-- start EXERCISE INPUTS --

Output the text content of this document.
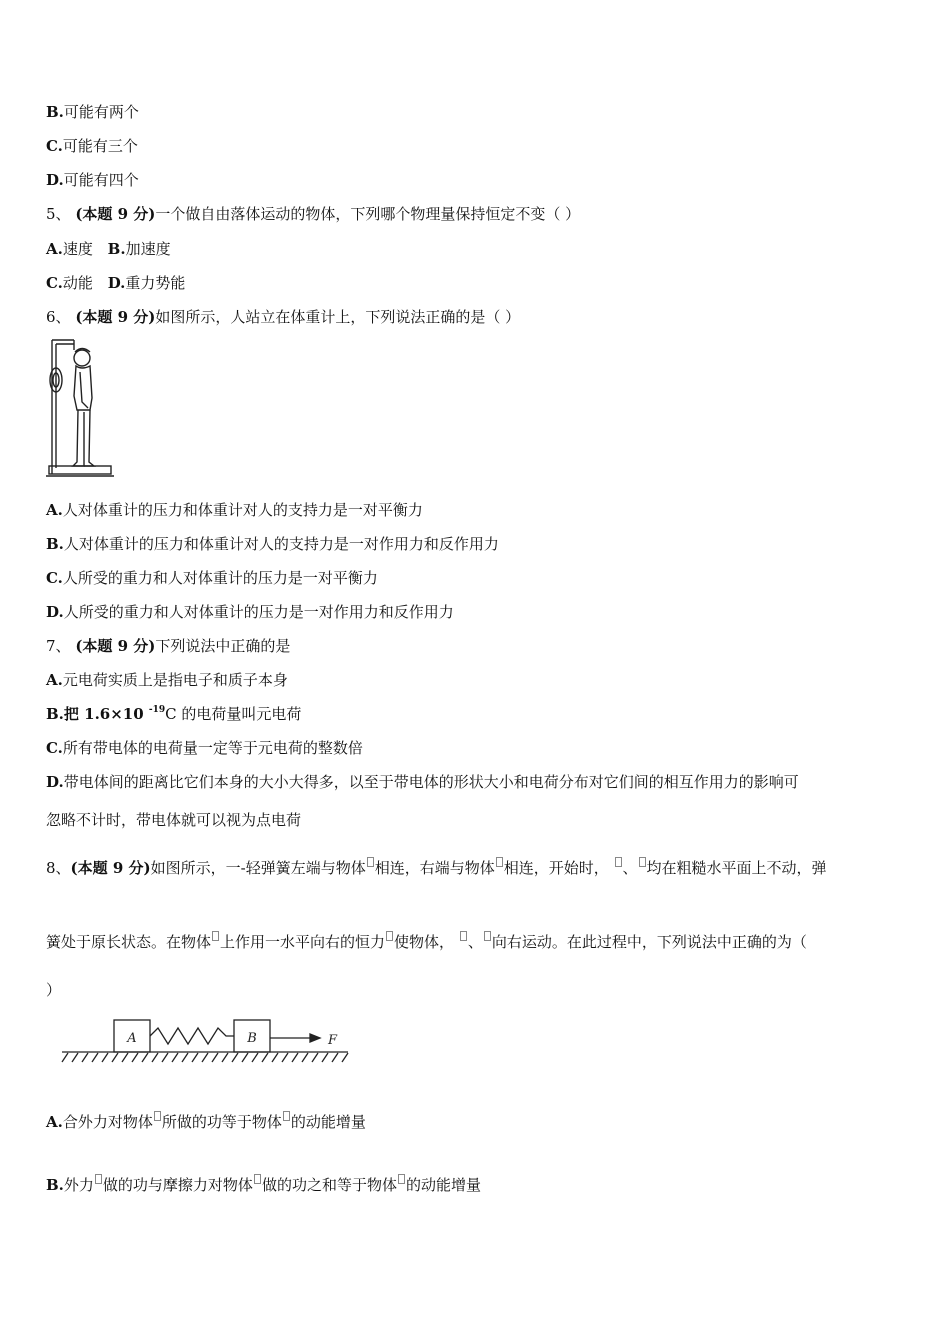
B.可能有两个
C.可能有三个
D.可能有四个
5、 (本题 9 分)一个做自由落体运动的物体，下列哪个物理量保持恒定不变（ ）
A.速度 B.加速度
C.动能 D.重力势能
6、 (本题 9 分)如图所示，人站立在体重计上，下列说法正确的是（ ）
A.人对体重计的压力和体重计对人的支持力是一对平衡力
B.人对体重计的压力和体重计对人的支持力是一对作用力和反作用力
C.人所受的重力和人对体重计的压力是一对平衡力
D.人所受的重力和人对体重计的压力是一对作用力和反作用力
7、 (本题 9 分)下列说法中正确的是
A.元电荷实质上是指电子和质子本身
B.把 1.6×10 $^{-19}$C 的电荷量叫元电荷
C.所有带电体的电荷量一定等于元电荷的整数倍
D.带电体间的距离比它们本身的大小大得多，以至于带电体的形状大小和电荷分布对它们间的相互作用力的影响可
忽略不计时，带电体就可以视为点电荷
8、(本题 9 分)如图所示，一-轻弹簧左端与物体 相连，右端与物体 相连，开始时， 、 均在粗糙水平面上不动，弹
簧处于原长状态。在物体 上作用一水平向右的恒力 使物体， 、 向右运动。在此过程中，下列说法中正确的为（
）
A	B	F
A.合外力对物体 所做的功等于物体 的动能增量
B.外力 做的功与摩擦力对物体 做的功之和等于物体 的动能增量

-- end EXERCISE INPUTS --

Exclude the pictures and transcribe all of the entries exactly.

Output the text content of this document.
B.可能有两个
C.可能有三个
D.可能有四个
5、 (本题 9 分)一个做自由落体运动的物体，下列哪个物理量保持恒定不变（ ）
A.速度 B.加速度
C.动能 D.重力势能
6、 (本题 9 分)如图所示，人站立在体重计上，下列说法正确的是（ ）
A.人对体重计的压力和体重计对人的支持力是一对平衡力
B.人对体重计的压力和体重计对人的支持力是一对作用力和反作用力
C.人所受的重力和人对体重计的压力是一对平衡力
D.人所受的重力和人对体重计的压力是一对作用力和反作用力
7、 (本题 9 分)下列说法中正确的是
A.元电荷实质上是指电子和质子本身
B.把 1.6×10 $^{-19}$C 的电荷量叫元电荷
C.所有带电体的电荷量一定等于元电荷的整数倍
D.带电体间的距离比它们本身的大小大得多，以至于带电体的形状大小和电荷分布对它们间的相互作用力的影响可
忽略不计时，带电体就可以视为点电荷
8、(本题 9 分)如图所示，一-轻弹簧左端与物体 相连，右端与物体 相连，开始时， 、 均在粗糙水平面上不动，弹
簧处于原长状态。在物体 上作用一水平向右的恒力 使物体， 、 向右运动。在此过程中，下列说法中正确的为（
）
A	B	F
A.合外力对物体 所做的功等于物体 的动能增量
B.外力 做的功与摩擦力对物体 做的功之和等于物体 的动能增量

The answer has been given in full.